(Stored items)

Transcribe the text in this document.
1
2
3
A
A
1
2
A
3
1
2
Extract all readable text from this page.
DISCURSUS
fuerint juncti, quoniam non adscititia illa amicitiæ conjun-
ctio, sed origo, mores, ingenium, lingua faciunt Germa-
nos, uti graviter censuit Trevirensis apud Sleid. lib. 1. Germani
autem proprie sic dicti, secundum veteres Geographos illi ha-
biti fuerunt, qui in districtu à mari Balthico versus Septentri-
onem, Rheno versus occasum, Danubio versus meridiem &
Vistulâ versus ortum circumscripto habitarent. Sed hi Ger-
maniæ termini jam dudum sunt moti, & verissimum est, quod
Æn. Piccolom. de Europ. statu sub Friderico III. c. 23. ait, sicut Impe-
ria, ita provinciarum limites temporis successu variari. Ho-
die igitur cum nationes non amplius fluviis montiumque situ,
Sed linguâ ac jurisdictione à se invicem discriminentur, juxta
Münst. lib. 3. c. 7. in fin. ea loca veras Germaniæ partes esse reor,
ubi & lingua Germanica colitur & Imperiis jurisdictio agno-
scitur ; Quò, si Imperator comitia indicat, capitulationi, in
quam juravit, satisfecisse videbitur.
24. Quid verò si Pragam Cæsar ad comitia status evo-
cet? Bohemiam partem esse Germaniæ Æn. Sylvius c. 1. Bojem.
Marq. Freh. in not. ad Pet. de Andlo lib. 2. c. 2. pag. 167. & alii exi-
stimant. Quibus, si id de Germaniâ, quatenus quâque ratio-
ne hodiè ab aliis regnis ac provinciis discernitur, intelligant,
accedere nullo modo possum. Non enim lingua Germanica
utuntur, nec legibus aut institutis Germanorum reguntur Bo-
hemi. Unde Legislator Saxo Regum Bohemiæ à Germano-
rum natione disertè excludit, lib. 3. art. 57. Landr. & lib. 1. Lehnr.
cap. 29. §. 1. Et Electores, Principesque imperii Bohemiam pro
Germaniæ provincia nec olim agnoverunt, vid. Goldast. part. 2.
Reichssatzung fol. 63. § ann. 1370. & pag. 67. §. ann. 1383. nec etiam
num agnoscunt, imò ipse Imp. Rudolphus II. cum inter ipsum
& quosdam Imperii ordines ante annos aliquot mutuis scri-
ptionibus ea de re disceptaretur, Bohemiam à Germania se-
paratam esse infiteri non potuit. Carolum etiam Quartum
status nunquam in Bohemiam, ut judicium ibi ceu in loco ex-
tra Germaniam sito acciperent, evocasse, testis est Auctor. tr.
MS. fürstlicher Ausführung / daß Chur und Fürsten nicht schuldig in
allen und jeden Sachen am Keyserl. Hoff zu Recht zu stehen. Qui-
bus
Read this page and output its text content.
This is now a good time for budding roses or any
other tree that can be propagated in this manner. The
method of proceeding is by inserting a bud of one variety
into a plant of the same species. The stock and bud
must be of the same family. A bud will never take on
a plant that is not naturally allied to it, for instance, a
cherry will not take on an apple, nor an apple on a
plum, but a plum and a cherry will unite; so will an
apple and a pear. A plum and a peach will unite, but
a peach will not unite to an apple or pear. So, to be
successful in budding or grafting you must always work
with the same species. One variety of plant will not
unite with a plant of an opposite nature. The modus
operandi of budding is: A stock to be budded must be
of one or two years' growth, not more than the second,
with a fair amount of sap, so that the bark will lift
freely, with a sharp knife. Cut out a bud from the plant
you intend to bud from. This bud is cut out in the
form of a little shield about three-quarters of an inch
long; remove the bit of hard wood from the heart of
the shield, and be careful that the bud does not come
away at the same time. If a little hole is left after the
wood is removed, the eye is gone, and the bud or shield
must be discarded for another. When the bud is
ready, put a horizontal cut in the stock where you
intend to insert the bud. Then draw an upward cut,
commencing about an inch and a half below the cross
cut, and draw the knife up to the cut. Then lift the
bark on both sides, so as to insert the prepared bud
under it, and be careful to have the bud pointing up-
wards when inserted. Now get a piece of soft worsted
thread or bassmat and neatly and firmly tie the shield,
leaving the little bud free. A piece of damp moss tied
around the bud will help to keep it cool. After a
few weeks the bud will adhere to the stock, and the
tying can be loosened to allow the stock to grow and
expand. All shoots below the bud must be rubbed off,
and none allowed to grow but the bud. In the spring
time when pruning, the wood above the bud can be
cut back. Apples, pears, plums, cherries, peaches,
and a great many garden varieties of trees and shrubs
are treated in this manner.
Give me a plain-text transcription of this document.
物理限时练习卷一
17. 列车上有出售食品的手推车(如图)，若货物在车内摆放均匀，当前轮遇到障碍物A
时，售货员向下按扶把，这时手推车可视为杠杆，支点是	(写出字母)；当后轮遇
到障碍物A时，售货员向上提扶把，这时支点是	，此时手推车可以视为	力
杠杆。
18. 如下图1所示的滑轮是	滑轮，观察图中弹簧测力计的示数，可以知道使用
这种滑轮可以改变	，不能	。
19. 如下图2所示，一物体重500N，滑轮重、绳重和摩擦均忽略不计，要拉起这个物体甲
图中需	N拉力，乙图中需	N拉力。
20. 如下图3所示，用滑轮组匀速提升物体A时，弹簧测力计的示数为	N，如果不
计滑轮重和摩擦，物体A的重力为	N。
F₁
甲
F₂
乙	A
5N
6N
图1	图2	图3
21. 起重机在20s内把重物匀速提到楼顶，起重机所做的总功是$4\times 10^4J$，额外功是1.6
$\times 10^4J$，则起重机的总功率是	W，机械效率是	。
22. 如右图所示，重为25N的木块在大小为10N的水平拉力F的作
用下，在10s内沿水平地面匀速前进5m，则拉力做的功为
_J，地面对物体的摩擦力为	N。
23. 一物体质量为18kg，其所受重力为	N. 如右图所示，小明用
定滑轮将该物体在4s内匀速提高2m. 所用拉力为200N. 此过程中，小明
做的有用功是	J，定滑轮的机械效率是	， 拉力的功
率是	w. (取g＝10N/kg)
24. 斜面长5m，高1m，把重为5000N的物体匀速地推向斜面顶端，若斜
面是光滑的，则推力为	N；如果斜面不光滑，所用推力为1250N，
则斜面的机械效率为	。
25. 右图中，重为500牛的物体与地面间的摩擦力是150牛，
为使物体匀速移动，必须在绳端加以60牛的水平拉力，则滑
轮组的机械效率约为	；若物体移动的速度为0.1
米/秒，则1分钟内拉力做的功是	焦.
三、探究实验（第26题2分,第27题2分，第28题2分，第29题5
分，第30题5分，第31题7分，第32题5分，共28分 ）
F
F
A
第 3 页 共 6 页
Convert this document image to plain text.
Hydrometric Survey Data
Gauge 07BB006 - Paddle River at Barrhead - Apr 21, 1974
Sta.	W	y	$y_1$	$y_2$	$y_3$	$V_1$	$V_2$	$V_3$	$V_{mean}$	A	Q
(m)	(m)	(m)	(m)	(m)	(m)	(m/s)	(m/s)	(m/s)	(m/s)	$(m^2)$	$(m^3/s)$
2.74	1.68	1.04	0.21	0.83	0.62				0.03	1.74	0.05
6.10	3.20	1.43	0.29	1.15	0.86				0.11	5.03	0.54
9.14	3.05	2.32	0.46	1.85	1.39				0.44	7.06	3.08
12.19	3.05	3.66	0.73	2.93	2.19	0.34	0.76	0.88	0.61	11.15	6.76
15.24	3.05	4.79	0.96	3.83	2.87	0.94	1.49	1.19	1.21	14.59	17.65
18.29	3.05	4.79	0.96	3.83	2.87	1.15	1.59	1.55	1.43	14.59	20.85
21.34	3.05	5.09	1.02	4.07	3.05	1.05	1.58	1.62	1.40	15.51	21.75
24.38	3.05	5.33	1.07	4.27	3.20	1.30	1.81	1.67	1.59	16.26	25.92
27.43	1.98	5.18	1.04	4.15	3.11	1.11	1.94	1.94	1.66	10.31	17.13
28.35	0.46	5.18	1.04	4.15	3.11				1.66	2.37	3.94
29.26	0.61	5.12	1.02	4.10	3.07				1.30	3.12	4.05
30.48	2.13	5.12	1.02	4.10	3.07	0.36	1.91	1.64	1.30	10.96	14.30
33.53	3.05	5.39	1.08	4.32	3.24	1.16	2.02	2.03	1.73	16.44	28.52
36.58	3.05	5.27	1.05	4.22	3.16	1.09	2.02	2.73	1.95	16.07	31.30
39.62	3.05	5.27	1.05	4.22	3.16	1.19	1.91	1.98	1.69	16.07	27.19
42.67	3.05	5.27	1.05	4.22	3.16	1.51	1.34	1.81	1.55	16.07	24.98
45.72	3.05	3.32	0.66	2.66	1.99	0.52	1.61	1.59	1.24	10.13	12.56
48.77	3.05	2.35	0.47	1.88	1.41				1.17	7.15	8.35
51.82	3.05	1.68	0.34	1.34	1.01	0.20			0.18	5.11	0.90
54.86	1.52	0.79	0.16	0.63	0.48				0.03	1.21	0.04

#### What you are asked to do
Count the lines of the material that include the word "below", then state only the total.

#### In response
2